__Written problem__.
The exercise asks for every line of the data to be reproduced exactly.

__Stored records__.

○ ○ ○ ○

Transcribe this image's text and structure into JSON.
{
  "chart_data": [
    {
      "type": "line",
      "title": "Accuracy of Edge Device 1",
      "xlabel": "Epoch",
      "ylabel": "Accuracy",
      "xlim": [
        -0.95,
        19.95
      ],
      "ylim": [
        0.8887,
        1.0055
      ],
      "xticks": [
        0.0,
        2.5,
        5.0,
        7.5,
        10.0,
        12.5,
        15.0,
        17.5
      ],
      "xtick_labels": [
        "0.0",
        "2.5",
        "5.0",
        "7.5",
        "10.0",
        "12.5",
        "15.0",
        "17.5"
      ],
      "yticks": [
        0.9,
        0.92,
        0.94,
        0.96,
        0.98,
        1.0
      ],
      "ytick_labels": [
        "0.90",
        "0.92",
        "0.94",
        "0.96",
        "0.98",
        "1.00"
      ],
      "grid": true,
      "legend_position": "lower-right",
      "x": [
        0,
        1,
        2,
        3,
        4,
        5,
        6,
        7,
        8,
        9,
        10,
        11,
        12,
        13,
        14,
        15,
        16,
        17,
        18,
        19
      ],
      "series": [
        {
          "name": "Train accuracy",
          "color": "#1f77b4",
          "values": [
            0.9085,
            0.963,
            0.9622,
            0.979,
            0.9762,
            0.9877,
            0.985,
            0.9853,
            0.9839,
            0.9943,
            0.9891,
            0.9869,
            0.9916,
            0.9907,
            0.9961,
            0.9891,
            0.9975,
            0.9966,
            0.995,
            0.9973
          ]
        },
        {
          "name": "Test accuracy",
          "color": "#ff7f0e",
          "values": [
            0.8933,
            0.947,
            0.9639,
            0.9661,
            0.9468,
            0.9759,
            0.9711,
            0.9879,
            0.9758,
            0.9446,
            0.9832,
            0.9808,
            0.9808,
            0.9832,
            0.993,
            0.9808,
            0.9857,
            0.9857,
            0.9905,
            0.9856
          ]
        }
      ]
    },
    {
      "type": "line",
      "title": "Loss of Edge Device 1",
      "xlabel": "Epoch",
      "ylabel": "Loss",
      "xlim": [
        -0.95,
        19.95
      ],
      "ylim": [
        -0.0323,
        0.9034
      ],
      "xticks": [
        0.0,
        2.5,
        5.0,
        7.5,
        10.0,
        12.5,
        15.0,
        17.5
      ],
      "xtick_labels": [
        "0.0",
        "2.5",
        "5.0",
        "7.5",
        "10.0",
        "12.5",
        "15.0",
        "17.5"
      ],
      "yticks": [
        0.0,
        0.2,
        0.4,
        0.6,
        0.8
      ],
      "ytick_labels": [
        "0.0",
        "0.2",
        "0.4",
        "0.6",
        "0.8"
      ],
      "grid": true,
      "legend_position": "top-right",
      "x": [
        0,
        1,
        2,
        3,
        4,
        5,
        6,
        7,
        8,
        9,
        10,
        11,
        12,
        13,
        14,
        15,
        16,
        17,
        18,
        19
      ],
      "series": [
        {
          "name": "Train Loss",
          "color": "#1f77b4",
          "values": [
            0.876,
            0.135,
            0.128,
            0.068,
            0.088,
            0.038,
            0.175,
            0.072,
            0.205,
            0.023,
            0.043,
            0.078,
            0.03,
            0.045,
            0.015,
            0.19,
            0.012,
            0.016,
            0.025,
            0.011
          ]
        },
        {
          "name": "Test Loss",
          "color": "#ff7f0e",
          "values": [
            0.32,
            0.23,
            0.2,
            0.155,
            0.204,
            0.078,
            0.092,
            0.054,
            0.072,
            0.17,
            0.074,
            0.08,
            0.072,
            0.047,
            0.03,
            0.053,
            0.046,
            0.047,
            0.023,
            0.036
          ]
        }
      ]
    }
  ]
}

○ ○ ○ ○

__The output__.
Transcribe this image's text and structure into JSON.
{
  "chart_data": [
    {
      "type": "line",
      "title": "Accuracy of Edge Device 1",
      "xlabel": "Epoch",
      "ylabel": "Accuracy",
      "xlim": [
        -0.95,
        19.95
      ],
      "ylim": [
        0.8887,
        1.0055
      ],
      "xticks": [
        0.0,
        2.5,
        5.0,
        7.5,
        10.0,
        12.5,
        15.0,
        17.5
      ],
      "xtick_labels": [
        "0.0",
        "2.5",
        "5.0",
        "7.5",
        "10.0",
        "12.5",
        "15.0",
        "17.5"
      ],
      "yticks": [
        0.9,
        0.92,
        0.94,
        0.96,
        0.98,
        1.0
      ],
      "ytick_labels": [
        "0.90",
        "0.92",
        "0.94",
        "0.96",
        "0.98",
        "1.00"
      ],
      "grid": true,
      "legend_position": "lower-right",
      "x": [
        0,
        1,
        2,
        3,
        4,
        5,
        6,
        7,
        8,
        9,
        10,
        11,
        12,
        13,
        14,
        15,
        16,
        17,
        18,
        19
      ],
      "series": [
        {
          "name": "Train accuracy",
          "color": "#1f77b4",
          "values": [
            0.9085,
            0.963,
            0.9622,
            0.979,
            0.9762,
            0.9877,
            0.985,
            0.9853,
            0.9839,
            0.9943,
            0.9891,
            0.9869,
            0.9916,
            0.9907,
            0.9961,
            0.9891,
            0.9975,
            0.9966,
            0.995,
            0.9973
          ]
        },
        {
          "name": "Test accuracy",
          "color": "#ff7f0e",
          "values": [
            0.8933,
            0.947,
            0.9639,
            0.9661,
            0.9468,
            0.9759,
            0.9711,
            0.9879,
            0.9758,
            0.9446,
            0.9832,
            0.9808,
            0.9808,
            0.9832,
            0.993,
            0.9808,
            0.9857,
            0.9857,
            0.9905,
            0.9856
          ]
        }
      ]
    },
    {
      "type": "line",
      "title": "Loss of Edge Device 1",
      "xlabel": "Epoch",
      "ylabel": "Loss",
      "xlim": [
        -0.95,
        19.95
      ],
      "ylim": [
        -0.0323,
        0.9034
      ],
      "xticks": [
        0.0,
        2.5,
        5.0,
        7.5,
        10.0,
        12.5,
        15.0,
        17.5
      ],
      "xtick_labels": [
        "0.0",
        "2.5",
        "5.0",
        "7.5",
        "10.0",
        "12.5",
        "15.0",
        "17.5"
      ],
      "yticks": [
        0.0,
        0.2,
        0.4,
        0.6,
        0.8
      ],
      "ytick_labels": [
        "0.0",
        "0.2",
        "0.4",
        "0.6",
        "0.8"
      ],
      "grid": true,
      "legend_position": "top-right",
      "x": [
        0,
        1,
        2,
        3,
        4,
        5,
        6,
        7,
        8,
        9,
        10,
        11,
        12,
        13,
        14,
        15,
        16,
        17,
        18,
        19
      ],
      "series": [
        {
          "name": "Train Loss",
          "color": "#1f77b4",
          "values": [
            0.876,
            0.135,
            0.128,
            0.068,
            0.088,
            0.038,
            0.175,
            0.072,
            0.205,
            0.023,
            0.043,
            0.078,
            0.03,
            0.045,
            0.015,
            0.19,
            0.012,
            0.016,
            0.025,
            0.011
          ]
        },
        {
          "name": "Test Loss",
          "color": "#ff7f0e",
          "values": [
            0.32,
            0.23,
            0.2,
            0.155,
            0.204,
            0.078,
            0.092,
            0.054,
            0.072,
            0.17,
            0.074,
            0.08,
            0.072,
            0.047,
            0.03,
            0.053,
            0.046,
            0.047,
            0.023,
            0.036
          ]
        }
      ]
    }
  ]
}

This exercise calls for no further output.